Gather each line in the entries that includes the string "range".

## Stored data

::::::::::

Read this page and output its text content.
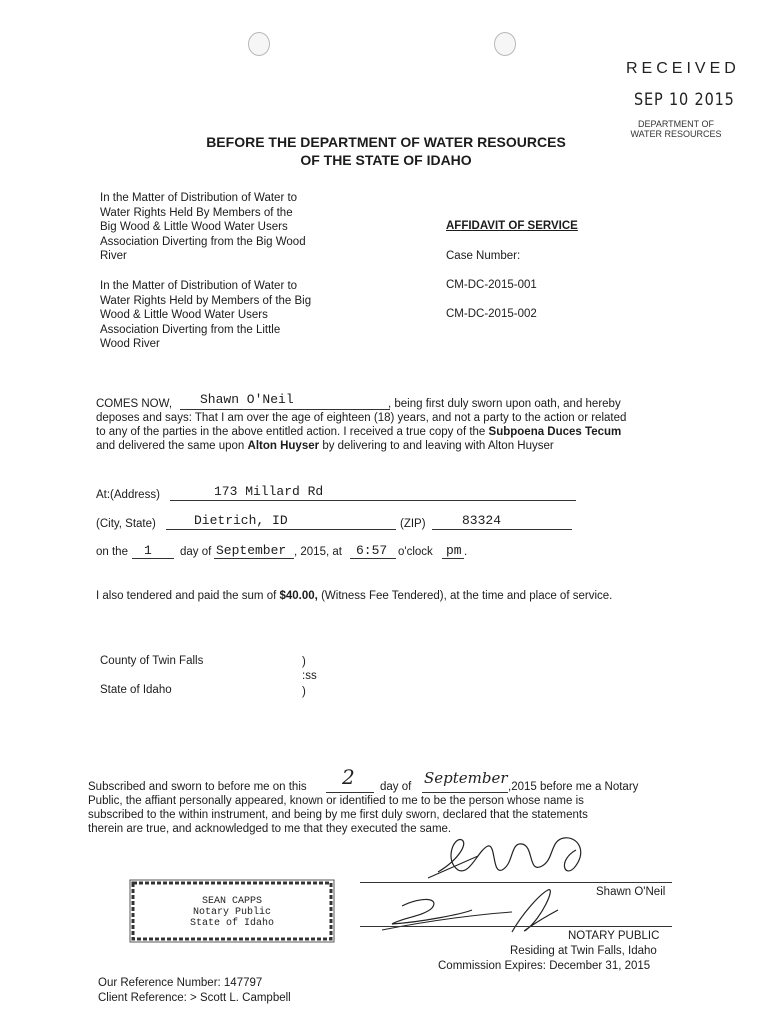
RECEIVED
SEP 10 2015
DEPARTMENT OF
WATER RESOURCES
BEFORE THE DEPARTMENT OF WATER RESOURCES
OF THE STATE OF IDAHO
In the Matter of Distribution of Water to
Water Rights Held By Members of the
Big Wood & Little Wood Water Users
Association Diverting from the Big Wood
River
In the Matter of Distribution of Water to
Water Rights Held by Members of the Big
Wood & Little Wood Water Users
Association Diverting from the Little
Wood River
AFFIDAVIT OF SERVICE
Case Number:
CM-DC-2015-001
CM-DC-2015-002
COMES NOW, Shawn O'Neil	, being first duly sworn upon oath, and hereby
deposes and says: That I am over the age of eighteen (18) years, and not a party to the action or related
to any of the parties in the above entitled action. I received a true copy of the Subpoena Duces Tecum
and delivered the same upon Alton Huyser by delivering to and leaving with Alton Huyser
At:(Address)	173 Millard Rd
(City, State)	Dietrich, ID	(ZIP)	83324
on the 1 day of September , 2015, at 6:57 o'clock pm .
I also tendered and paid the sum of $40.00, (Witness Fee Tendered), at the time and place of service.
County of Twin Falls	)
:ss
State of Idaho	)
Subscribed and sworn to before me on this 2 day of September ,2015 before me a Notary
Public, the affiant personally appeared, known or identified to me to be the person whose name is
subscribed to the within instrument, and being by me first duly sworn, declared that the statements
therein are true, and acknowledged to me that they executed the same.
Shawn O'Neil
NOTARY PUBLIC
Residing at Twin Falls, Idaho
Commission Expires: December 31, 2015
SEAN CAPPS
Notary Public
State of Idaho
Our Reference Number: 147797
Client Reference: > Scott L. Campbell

::::::::::

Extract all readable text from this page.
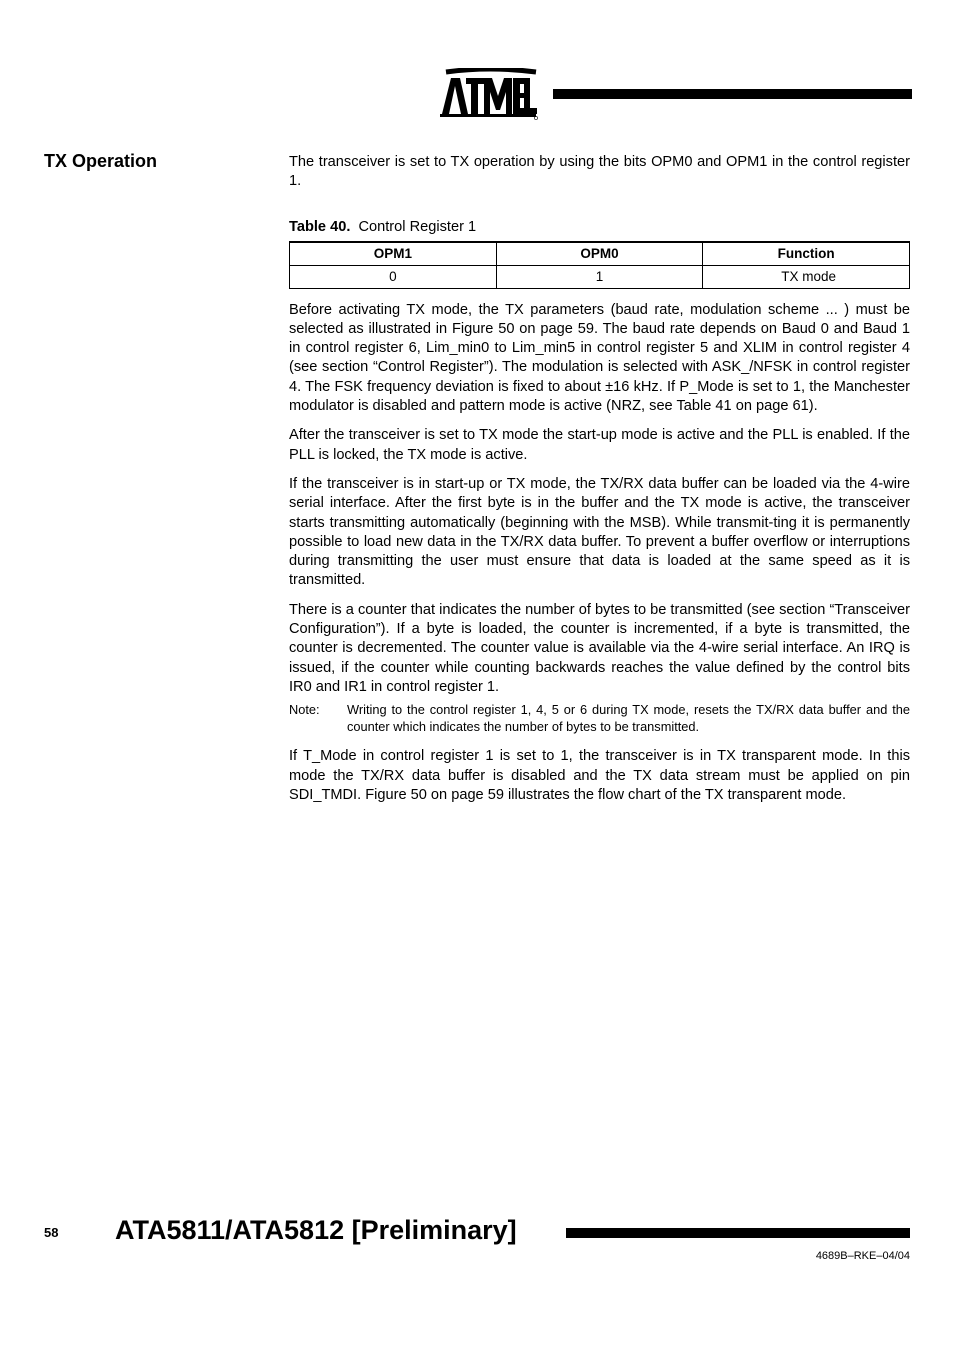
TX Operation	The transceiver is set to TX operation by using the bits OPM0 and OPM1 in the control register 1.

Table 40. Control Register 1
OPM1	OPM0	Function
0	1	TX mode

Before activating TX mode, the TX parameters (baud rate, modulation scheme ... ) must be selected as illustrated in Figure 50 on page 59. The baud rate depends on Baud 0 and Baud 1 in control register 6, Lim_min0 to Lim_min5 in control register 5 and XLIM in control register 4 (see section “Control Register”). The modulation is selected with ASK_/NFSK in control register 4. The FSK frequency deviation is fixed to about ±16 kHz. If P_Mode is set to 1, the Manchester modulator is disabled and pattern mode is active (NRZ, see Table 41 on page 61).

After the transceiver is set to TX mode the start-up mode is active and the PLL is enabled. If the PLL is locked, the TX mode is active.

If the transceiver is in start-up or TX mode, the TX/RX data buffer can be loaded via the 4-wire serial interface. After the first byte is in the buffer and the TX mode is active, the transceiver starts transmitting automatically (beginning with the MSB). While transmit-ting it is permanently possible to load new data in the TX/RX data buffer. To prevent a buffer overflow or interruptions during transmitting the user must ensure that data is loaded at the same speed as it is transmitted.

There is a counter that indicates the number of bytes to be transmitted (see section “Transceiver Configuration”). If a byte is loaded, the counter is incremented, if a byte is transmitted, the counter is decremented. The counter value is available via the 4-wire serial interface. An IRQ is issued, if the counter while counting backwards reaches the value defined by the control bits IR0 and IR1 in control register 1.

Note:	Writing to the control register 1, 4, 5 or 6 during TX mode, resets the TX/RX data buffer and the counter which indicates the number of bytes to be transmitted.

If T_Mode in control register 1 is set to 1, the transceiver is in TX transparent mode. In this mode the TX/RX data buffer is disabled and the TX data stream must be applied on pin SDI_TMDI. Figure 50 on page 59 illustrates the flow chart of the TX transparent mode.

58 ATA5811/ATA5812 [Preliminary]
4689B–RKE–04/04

::::::::::

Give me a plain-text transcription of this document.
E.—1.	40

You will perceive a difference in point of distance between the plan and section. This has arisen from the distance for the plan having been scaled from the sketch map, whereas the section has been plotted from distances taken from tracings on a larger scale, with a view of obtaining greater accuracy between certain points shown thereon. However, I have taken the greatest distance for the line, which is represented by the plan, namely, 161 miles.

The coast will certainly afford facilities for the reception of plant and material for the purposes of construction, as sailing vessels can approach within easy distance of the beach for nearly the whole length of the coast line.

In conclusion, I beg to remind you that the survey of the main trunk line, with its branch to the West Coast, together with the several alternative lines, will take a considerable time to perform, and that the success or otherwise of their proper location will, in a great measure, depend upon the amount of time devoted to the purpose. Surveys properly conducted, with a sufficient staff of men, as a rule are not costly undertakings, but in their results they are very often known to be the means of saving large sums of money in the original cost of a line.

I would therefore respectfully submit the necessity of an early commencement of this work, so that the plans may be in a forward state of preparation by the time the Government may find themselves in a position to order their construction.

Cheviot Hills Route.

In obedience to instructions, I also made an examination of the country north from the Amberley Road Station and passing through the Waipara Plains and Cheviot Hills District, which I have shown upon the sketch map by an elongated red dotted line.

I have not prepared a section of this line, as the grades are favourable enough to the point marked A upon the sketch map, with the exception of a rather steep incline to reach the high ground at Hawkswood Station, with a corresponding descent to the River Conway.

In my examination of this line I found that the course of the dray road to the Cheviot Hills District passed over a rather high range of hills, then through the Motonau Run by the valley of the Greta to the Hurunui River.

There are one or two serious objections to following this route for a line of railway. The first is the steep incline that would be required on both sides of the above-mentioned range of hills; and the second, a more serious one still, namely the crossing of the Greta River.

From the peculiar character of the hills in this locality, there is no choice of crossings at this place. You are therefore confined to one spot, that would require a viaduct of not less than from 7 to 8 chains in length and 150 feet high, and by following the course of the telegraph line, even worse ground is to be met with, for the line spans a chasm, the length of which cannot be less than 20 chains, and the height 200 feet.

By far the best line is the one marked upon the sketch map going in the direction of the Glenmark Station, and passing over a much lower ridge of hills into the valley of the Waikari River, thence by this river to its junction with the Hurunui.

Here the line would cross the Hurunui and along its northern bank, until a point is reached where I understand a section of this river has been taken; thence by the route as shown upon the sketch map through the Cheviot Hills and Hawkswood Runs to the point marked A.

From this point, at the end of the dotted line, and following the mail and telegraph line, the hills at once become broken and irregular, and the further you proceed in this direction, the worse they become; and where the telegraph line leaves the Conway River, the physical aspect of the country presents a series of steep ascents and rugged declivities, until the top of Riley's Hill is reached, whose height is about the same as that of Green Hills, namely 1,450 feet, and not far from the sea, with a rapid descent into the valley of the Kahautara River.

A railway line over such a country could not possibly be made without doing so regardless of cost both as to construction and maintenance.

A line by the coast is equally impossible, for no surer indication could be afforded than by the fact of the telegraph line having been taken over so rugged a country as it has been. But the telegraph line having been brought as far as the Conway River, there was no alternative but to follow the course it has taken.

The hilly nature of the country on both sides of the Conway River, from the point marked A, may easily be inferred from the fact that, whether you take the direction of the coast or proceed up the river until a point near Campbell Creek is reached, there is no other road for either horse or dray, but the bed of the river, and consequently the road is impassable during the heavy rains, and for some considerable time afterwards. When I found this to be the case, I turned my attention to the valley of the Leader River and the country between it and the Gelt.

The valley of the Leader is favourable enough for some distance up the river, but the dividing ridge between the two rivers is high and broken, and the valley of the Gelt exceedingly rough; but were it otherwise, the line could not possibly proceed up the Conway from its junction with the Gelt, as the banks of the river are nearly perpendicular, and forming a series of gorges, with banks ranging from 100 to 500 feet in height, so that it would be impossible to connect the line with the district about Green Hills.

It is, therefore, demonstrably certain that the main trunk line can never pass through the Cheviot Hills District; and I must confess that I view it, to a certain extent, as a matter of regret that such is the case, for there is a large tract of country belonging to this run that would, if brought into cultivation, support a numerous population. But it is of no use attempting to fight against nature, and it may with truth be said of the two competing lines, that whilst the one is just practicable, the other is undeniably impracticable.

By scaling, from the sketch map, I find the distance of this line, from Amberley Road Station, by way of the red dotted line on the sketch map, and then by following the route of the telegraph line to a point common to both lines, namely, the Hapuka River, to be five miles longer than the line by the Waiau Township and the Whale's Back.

::::::::::

## Correct response
In my examination of this line I found that the course of the dray road to the Cheviot Hills District passed over a rather high range of hills, then through the Motonau Run by the valley of the Greta to the Hurunui River.
There are one or two serious objections to following this route for a line of railway. The first is the steep incline that would be required on both sides of the above-mentioned range of hills; and the second, a more serious one still, namely the crossing of the Greta River.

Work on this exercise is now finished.